• Dataset records:
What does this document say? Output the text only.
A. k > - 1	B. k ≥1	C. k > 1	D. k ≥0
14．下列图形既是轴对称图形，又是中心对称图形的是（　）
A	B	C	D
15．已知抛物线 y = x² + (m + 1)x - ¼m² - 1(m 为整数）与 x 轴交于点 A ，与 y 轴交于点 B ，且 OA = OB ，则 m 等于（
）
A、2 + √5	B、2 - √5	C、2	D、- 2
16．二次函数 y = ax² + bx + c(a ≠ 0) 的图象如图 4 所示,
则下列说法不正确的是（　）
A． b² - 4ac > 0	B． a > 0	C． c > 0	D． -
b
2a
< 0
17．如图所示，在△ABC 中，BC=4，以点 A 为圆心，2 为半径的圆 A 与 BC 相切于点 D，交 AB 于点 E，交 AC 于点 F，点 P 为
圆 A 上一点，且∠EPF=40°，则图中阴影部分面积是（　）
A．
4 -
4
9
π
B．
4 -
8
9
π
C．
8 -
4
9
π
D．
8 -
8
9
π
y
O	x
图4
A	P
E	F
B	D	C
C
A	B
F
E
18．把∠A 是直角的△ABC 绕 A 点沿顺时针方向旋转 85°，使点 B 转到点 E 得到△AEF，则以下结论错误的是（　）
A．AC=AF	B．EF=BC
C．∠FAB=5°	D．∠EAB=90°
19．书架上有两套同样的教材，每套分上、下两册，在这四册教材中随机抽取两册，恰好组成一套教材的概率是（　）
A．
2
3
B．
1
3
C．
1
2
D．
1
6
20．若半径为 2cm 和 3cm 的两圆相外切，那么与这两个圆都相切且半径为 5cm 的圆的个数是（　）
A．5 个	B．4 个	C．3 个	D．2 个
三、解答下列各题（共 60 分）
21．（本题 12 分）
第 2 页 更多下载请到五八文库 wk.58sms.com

• What is being asked: Reproduce each record shown above without altering a single word.

• Exercise answer:
What does this document say? Output the text only.
A. k > - 1	B. k ≥1	C. k > 1	D. k ≥0
14．下列图形既是轴对称图形，又是中心对称图形的是（　）
A	B	C	D
15．已知抛物线 y = x² + (m + 1)x - ¼m² - 1(m 为整数）与 x 轴交于点 A ，与 y 轴交于点 B ，且 OA = OB ，则 m 等于（
）
A、2 + √5	B、2 - √5	C、2	D、- 2
16．二次函数 y = ax² + bx + c(a ≠ 0) 的图象如图 4 所示,
则下列说法不正确的是（　）
A． b² - 4ac > 0	B． a > 0	C． c > 0	D． -
b
2a
< 0
17．如图所示，在△ABC 中，BC=4，以点 A 为圆心，2 为半径的圆 A 与 BC 相切于点 D，交 AB 于点 E，交 AC 于点 F，点 P 为
圆 A 上一点，且∠EPF=40°，则图中阴影部分面积是（　）
A．
4 -
4
9
π
B．
4 -
8
9
π
C．
8 -
4
9
π
D．
8 -
8
9
π
y
O	x
图4
A	P
E	F
B	D	C
C
A	B
F
E
18．把∠A 是直角的△ABC 绕 A 点沿顺时针方向旋转 85°，使点 B 转到点 E 得到△AEF，则以下结论错误的是（　）
A．AC=AF	B．EF=BC
C．∠FAB=5°	D．∠EAB=90°
19．书架上有两套同样的教材，每套分上、下两册，在这四册教材中随机抽取两册，恰好组成一套教材的概率是（　）
A．
2
3
B．
1
3
C．
1
2
D．
1
6
20．若半径为 2cm 和 3cm 的两圆相外切，那么与这两个圆都相切且半径为 5cm 的圆的个数是（　）
A．5 个	B．4 个	C．3 个	D．2 个
三、解答下列各题（共 60 分）
21．（本题 12 分）
第 2 页 更多下载请到五八文库 wk.58sms.com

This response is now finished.